TASK DETAILS> Among the lines below, list those containing the string "Dado".

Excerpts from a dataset
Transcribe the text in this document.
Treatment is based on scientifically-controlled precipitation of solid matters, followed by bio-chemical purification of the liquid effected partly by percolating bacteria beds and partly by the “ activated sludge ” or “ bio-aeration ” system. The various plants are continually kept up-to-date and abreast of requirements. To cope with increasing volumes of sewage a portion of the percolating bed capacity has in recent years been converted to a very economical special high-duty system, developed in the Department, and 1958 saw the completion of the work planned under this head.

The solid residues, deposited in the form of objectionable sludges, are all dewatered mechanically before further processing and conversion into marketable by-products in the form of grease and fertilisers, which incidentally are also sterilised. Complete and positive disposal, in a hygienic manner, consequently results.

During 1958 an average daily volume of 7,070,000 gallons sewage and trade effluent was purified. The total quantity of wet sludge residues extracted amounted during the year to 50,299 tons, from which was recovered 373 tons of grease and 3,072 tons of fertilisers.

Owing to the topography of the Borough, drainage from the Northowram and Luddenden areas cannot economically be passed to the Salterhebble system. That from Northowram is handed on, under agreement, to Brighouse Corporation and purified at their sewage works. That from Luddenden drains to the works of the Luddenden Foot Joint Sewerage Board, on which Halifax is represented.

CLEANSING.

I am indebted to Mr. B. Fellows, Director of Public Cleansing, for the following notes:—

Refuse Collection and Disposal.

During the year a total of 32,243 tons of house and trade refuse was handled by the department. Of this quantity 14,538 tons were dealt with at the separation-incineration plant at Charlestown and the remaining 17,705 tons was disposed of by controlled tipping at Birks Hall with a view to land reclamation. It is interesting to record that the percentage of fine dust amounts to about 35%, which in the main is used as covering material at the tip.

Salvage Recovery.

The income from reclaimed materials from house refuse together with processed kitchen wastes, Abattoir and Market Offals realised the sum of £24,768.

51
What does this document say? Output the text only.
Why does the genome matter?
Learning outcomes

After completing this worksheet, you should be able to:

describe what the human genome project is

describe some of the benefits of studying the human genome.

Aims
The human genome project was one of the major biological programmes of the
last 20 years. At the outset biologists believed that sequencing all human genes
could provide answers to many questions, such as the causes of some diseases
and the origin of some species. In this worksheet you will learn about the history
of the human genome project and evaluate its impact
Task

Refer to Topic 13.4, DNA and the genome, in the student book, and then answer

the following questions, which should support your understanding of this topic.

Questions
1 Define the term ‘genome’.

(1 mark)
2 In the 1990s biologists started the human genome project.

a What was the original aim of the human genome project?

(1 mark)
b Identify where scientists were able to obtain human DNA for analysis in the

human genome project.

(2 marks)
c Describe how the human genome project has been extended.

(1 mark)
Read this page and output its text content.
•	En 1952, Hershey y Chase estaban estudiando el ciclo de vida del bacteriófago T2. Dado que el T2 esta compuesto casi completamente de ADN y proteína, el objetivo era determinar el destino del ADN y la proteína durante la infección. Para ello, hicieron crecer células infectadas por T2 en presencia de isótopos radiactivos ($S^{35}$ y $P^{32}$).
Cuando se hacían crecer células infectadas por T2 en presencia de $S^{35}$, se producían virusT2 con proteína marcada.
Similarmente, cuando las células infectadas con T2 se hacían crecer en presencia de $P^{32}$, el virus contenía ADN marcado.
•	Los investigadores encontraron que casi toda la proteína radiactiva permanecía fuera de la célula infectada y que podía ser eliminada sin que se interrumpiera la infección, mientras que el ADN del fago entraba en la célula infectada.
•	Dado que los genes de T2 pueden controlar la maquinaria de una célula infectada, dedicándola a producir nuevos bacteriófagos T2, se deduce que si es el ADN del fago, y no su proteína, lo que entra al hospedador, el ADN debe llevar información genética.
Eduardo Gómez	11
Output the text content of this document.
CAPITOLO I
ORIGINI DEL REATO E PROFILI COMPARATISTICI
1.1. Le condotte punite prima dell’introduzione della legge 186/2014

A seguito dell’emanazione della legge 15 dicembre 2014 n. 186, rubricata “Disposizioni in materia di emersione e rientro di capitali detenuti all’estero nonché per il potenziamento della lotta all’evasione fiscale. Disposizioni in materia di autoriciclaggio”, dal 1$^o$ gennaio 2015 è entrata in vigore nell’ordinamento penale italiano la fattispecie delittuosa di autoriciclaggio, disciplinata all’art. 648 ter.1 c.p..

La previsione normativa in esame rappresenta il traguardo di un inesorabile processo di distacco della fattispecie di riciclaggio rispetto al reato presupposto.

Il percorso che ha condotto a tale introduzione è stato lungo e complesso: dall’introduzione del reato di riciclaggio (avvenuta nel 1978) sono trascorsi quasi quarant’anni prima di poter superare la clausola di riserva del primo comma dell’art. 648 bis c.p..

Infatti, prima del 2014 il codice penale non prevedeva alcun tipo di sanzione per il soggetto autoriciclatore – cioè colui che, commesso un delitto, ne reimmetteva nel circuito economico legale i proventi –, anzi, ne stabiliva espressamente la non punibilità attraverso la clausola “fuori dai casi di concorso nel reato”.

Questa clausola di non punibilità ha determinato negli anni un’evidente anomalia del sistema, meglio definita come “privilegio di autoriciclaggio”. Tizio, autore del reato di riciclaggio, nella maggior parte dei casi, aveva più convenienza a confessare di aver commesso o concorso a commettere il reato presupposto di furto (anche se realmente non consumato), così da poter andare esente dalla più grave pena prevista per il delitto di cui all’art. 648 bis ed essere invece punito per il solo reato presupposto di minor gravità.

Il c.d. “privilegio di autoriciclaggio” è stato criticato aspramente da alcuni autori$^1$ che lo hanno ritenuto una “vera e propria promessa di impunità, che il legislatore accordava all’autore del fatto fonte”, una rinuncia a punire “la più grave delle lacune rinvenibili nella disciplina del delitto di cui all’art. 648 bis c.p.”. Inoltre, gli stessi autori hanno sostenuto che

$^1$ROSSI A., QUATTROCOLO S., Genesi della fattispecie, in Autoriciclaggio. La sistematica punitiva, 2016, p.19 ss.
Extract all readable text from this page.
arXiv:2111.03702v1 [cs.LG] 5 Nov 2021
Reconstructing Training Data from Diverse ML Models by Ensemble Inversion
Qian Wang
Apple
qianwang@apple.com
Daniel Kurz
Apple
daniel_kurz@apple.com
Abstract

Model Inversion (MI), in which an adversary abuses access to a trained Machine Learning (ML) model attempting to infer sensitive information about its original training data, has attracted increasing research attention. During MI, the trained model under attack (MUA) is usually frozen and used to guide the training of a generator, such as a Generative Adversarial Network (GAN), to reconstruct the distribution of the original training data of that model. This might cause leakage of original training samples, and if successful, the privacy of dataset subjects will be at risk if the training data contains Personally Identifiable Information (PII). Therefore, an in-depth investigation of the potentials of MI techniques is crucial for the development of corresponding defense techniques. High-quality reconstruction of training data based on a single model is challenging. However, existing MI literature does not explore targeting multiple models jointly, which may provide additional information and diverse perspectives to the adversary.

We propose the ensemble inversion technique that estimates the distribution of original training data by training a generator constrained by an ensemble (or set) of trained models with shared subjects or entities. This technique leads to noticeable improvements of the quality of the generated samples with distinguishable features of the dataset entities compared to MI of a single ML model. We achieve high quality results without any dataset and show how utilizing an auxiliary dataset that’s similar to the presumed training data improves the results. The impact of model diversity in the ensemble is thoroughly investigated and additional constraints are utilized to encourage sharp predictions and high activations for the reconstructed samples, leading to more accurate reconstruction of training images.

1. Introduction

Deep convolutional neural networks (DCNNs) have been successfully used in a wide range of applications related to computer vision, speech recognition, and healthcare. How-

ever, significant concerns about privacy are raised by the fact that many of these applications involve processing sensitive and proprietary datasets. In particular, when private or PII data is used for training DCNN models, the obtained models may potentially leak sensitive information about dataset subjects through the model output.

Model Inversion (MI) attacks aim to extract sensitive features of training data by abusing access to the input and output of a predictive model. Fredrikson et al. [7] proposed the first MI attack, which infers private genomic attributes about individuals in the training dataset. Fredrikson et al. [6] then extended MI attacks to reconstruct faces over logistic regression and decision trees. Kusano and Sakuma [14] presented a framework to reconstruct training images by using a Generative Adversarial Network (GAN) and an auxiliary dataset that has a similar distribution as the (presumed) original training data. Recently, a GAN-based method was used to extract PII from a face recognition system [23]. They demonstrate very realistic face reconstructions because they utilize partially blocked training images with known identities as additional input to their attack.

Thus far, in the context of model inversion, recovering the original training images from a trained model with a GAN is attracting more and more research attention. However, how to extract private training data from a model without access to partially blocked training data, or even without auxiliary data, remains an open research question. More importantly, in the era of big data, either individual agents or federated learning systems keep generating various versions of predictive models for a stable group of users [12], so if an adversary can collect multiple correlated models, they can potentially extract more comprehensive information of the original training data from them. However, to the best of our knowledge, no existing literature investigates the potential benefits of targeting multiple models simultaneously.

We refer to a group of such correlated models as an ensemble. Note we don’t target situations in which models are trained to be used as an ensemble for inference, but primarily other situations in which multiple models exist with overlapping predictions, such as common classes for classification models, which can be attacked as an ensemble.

WRITTEN SOLUTION>
•	En 1952, Hershey y Chase estaban estudiando el ciclo de vida del bacteriófago T2. Dado que el T2 esta compuesto casi completamente de ADN y proteína, el objetivo era determinar el destino del ADN y la proteína durante la infección. Para ello, hicieron crecer células infectadas por T2 en presencia de isótopos radiactivos ($S^{35}$ y $P^{32}$).
•	Dado que los genes de T2 pueden controlar la maquinaria de una célula infectada, dedicándola a producir nuevos bacteriófagos T2, se deduce que si es el ADN del fago, y no su proteína, lo que entra al hospedador, el ADN debe llevar información genética.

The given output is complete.